## Your task
Collect the lines of the entries where "Перемотка" shows up.
########
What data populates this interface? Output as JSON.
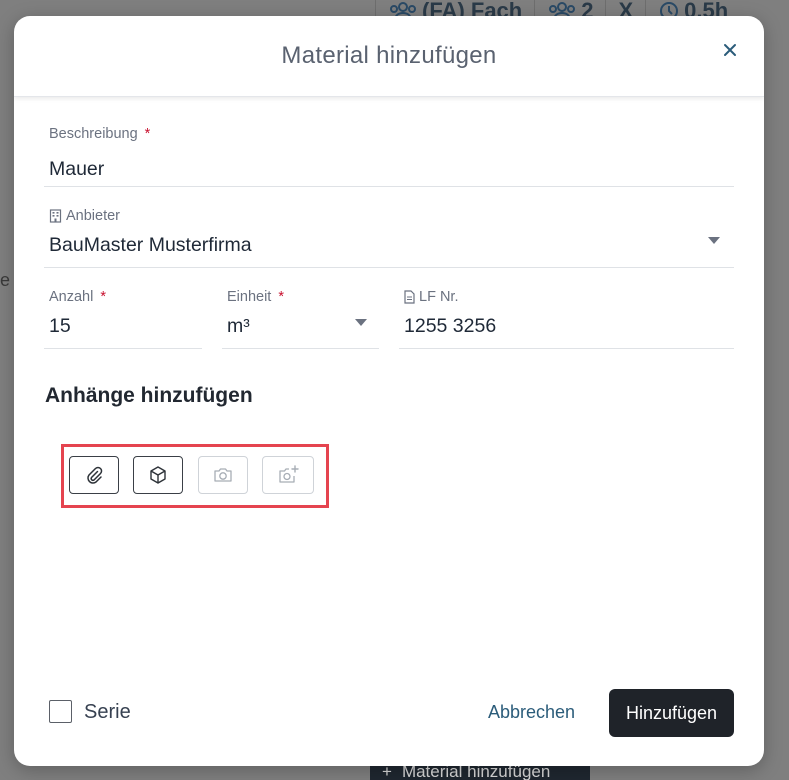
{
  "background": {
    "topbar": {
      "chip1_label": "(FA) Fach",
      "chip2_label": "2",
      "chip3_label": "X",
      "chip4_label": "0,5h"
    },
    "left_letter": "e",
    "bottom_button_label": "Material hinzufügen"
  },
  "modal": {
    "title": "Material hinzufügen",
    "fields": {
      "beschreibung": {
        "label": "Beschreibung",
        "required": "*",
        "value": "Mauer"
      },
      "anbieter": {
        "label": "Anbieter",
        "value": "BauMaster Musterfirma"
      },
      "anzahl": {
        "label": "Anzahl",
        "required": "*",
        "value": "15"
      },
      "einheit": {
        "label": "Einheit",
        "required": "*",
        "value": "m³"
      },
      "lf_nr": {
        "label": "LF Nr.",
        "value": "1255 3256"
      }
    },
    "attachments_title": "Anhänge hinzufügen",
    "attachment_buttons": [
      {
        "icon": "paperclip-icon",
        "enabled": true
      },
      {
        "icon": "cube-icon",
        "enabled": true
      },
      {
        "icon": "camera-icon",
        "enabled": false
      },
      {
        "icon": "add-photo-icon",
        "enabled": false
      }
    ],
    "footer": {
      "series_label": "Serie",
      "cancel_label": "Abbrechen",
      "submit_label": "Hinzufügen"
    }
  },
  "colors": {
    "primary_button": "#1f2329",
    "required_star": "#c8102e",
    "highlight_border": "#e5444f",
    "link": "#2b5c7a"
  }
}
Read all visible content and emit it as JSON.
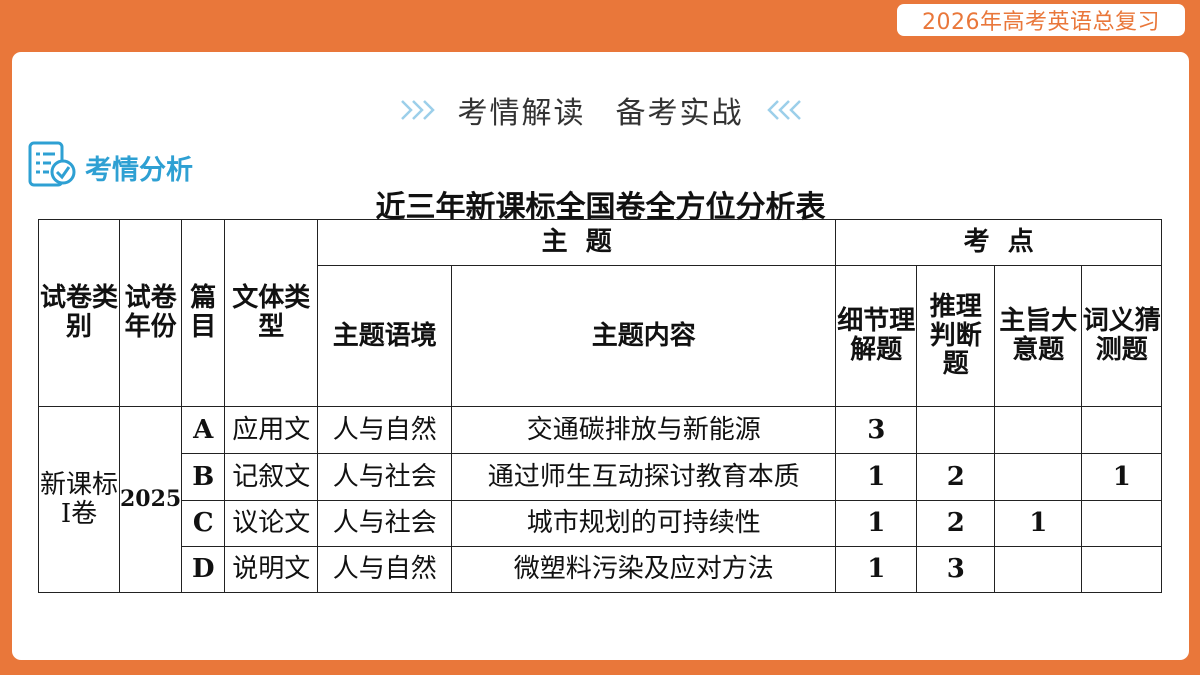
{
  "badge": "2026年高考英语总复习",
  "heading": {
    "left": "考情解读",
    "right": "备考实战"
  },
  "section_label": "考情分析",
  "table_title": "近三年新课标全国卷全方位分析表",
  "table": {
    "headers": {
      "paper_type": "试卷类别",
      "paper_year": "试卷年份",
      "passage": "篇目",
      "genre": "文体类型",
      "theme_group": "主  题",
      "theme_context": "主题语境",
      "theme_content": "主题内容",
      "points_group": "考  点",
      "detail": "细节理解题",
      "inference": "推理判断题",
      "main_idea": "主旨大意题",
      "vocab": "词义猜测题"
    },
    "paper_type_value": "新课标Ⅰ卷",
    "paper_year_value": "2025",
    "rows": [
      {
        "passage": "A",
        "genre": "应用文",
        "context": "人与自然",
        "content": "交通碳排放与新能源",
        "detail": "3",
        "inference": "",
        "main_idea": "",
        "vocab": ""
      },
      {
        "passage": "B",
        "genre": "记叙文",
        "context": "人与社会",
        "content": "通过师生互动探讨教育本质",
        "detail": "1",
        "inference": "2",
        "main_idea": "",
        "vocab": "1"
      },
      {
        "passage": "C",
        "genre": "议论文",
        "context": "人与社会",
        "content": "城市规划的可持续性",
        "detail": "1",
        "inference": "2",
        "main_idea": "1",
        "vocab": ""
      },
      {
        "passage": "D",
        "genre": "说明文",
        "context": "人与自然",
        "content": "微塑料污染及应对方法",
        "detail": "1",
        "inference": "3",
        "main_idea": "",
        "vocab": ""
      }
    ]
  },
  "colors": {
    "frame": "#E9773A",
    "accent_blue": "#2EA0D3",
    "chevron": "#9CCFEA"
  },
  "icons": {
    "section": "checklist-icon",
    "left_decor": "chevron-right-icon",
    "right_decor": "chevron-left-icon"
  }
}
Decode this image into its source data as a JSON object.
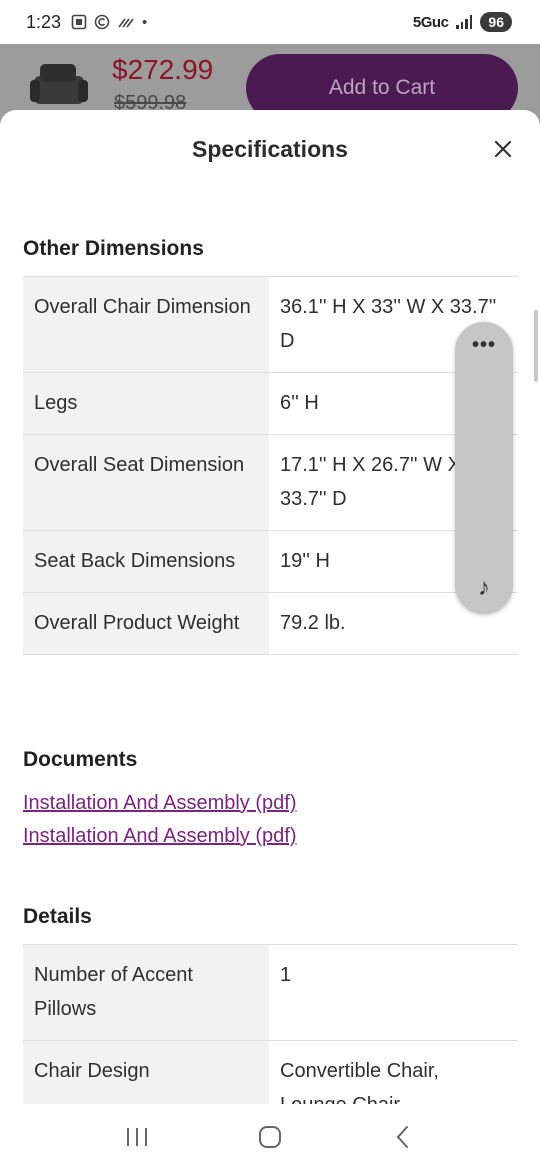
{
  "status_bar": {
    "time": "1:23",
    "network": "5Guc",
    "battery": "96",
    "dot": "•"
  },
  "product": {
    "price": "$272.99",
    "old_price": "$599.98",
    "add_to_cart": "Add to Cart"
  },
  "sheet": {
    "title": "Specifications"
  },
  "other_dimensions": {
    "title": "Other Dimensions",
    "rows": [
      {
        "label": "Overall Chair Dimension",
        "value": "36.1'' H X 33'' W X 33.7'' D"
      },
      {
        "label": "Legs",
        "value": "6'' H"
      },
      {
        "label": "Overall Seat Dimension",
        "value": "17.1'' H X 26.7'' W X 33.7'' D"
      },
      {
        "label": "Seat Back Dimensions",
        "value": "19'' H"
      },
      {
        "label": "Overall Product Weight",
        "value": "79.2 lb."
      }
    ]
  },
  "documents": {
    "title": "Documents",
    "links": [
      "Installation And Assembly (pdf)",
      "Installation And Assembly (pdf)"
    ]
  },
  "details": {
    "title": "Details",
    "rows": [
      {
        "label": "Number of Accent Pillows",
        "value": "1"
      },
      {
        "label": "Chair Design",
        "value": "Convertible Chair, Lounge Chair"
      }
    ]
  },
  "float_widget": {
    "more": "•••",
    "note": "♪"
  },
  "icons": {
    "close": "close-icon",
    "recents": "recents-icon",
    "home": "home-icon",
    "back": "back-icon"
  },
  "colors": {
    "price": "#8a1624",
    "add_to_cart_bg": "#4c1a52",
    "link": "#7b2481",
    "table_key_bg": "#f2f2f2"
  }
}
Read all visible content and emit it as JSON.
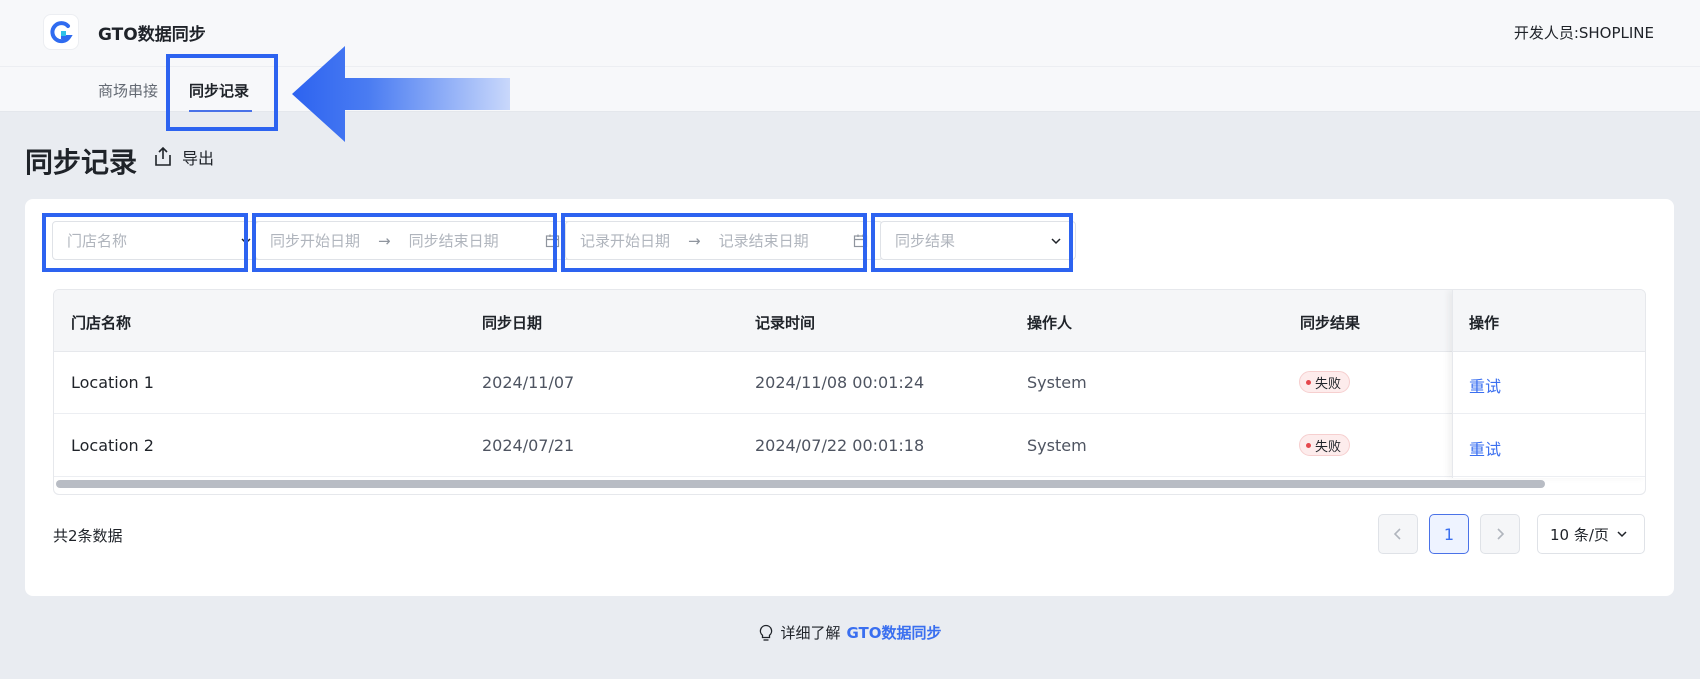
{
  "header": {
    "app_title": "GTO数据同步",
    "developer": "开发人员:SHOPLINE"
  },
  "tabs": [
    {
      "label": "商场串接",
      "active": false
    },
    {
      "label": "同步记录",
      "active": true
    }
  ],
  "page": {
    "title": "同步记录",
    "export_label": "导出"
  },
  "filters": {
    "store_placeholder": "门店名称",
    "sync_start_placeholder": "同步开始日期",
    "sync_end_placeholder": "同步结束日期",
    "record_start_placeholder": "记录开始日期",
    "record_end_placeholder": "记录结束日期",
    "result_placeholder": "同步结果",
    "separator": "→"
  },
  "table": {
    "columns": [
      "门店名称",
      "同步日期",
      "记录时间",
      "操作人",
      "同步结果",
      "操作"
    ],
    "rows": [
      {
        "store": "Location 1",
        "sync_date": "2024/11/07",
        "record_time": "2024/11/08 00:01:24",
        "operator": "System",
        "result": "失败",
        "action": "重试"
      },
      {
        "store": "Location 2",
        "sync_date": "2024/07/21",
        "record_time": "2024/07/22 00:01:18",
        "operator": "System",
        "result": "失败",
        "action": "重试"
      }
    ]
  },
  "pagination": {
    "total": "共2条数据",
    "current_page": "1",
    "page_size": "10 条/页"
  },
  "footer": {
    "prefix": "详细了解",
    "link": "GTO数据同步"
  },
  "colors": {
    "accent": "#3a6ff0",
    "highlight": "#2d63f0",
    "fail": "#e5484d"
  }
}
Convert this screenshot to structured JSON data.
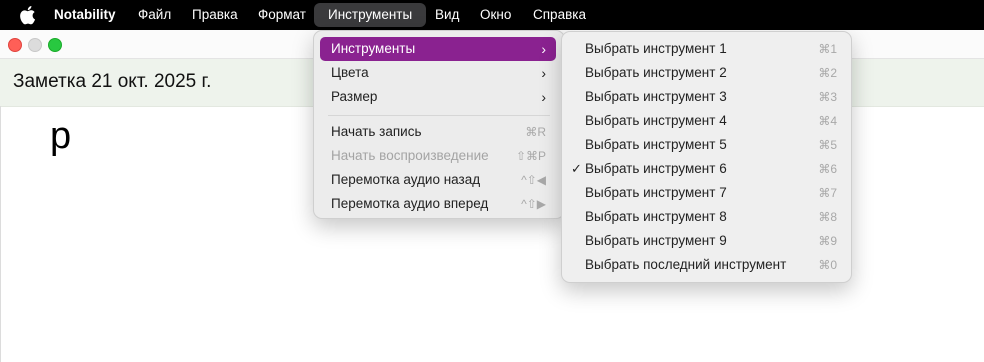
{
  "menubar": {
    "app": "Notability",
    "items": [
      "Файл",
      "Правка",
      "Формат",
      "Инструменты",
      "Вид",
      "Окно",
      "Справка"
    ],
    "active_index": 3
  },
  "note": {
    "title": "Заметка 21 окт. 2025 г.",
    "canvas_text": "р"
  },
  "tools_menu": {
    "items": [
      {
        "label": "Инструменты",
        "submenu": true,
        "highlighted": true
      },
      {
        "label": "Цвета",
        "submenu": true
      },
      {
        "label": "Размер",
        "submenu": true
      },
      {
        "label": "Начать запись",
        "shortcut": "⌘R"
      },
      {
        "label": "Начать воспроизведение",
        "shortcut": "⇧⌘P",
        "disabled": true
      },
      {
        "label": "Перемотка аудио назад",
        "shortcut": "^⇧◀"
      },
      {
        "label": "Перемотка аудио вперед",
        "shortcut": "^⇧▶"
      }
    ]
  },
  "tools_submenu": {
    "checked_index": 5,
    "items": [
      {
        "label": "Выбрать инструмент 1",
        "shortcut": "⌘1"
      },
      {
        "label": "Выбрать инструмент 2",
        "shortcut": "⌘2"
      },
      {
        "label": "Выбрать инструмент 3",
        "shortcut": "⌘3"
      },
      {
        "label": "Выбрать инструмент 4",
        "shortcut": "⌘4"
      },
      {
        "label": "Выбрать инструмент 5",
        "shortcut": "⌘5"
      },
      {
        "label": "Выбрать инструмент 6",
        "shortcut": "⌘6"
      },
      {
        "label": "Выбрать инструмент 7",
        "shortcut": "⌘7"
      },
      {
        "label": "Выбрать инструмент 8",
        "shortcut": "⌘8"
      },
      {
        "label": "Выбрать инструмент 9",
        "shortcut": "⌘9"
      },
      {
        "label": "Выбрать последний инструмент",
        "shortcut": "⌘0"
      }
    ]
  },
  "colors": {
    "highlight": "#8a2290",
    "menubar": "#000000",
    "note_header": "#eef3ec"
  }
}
########
## Answer for the task
        "label": "Перемотка аудио назад",
        "label": "Перемотка аудио вперед",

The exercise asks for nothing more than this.